» **STORED RECORDS**:

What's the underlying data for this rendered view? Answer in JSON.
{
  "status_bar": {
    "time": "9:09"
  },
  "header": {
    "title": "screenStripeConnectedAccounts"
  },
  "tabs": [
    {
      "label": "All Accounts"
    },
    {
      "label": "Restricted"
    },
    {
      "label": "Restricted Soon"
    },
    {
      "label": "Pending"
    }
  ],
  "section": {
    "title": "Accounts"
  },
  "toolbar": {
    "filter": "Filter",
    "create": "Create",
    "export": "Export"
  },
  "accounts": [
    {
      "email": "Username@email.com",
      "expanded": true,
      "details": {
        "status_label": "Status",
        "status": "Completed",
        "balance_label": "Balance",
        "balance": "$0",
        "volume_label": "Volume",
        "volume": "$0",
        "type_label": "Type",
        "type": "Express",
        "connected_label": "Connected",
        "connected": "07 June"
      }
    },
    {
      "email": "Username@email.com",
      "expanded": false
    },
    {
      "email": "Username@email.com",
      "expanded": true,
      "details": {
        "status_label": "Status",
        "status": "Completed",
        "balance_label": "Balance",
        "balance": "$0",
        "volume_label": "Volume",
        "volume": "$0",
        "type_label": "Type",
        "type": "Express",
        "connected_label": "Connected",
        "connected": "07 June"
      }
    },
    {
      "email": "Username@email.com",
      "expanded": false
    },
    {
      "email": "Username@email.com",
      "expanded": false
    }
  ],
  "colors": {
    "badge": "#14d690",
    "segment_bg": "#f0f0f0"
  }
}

» **WORK REQUIRED**: Print the listing above in full, exactly as it is.

» **RESULT**:
What's the underlying data for this rendered view? Answer in JSON.
{
  "status_bar": {
    "time": "9:09"
  },
  "header": {
    "title": "screenStripeConnectedAccounts"
  },
  "tabs": [
    {
      "label": "All Accounts"
    },
    {
      "label": "Restricted"
    },
    {
      "label": "Restricted Soon"
    },
    {
      "label": "Pending"
    }
  ],
  "section": {
    "title": "Accounts"
  },
  "toolbar": {
    "filter": "Filter",
    "create": "Create",
    "export": "Export"
  },
  "accounts": [
    {
      "email": "Username@email.com",
      "expanded": true,
      "details": {
        "status_label": "Status",
        "status": "Completed",
        "balance_label": "Balance",
        "balance": "$0",
        "volume_label": "Volume",
        "volume": "$0",
        "type_label": "Type",
        "type": "Express",
        "connected_label": "Connected",
        "connected": "07 June"
      }
    },
    {
      "email": "Username@email.com",
      "expanded": false
    },
    {
      "email": "Username@email.com",
      "expanded": true,
      "details": {
        "status_label": "Status",
        "status": "Completed",
        "balance_label": "Balance",
        "balance": "$0",
        "volume_label": "Volume",
        "volume": "$0",
        "type_label": "Type",
        "type": "Express",
        "connected_label": "Connected",
        "connected": "07 June"
      }
    },
    {
      "email": "Username@email.com",
      "expanded": false
    },
    {
      "email": "Username@email.com",
      "expanded": false
    }
  ],
  "colors": {
    "badge": "#14d690",
    "segment_bg": "#f0f0f0"
  }
}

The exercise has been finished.